WHAT YOU ARE ASKED TO DO: Read the lines below. Copy out any that hold the string "JSON".

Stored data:
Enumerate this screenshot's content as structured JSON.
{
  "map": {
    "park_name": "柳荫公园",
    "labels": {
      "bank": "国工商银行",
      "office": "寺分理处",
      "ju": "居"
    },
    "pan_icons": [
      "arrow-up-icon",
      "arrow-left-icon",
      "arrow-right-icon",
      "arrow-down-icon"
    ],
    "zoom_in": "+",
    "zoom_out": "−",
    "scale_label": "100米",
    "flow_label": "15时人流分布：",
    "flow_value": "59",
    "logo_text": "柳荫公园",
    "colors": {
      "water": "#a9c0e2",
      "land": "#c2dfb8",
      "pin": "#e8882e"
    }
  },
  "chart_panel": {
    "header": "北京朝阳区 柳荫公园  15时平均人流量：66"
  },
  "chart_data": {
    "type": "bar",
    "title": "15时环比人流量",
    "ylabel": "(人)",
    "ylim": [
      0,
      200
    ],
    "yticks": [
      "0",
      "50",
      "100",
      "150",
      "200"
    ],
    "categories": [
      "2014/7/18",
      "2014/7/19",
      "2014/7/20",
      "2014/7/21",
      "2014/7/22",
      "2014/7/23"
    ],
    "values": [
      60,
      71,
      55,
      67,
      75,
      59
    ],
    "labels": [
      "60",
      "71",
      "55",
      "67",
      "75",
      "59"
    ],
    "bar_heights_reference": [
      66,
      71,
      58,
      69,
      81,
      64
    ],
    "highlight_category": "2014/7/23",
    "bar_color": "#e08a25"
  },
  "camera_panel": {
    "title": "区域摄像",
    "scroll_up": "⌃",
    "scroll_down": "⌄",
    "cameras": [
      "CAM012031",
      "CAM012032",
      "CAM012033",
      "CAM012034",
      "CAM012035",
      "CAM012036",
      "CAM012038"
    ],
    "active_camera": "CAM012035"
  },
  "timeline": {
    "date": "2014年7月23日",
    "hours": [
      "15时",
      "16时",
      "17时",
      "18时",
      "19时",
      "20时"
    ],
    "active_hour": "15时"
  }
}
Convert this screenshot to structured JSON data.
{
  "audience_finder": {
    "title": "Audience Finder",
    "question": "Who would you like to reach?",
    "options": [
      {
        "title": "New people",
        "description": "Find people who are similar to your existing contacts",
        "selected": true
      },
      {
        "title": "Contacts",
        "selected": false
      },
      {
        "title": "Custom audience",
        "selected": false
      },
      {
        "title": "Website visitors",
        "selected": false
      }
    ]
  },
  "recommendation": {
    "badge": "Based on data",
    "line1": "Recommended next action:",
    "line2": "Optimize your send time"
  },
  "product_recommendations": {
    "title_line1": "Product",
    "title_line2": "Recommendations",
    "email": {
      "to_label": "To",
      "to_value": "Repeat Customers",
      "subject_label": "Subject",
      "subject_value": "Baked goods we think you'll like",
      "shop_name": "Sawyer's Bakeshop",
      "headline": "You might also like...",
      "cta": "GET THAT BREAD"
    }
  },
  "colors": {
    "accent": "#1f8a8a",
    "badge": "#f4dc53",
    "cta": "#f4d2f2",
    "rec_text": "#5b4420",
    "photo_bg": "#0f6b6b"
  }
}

EXERCISE SOLUTION:
Enumerate this screenshot's content as structured JSON.
Convert this screenshot to structured JSON data.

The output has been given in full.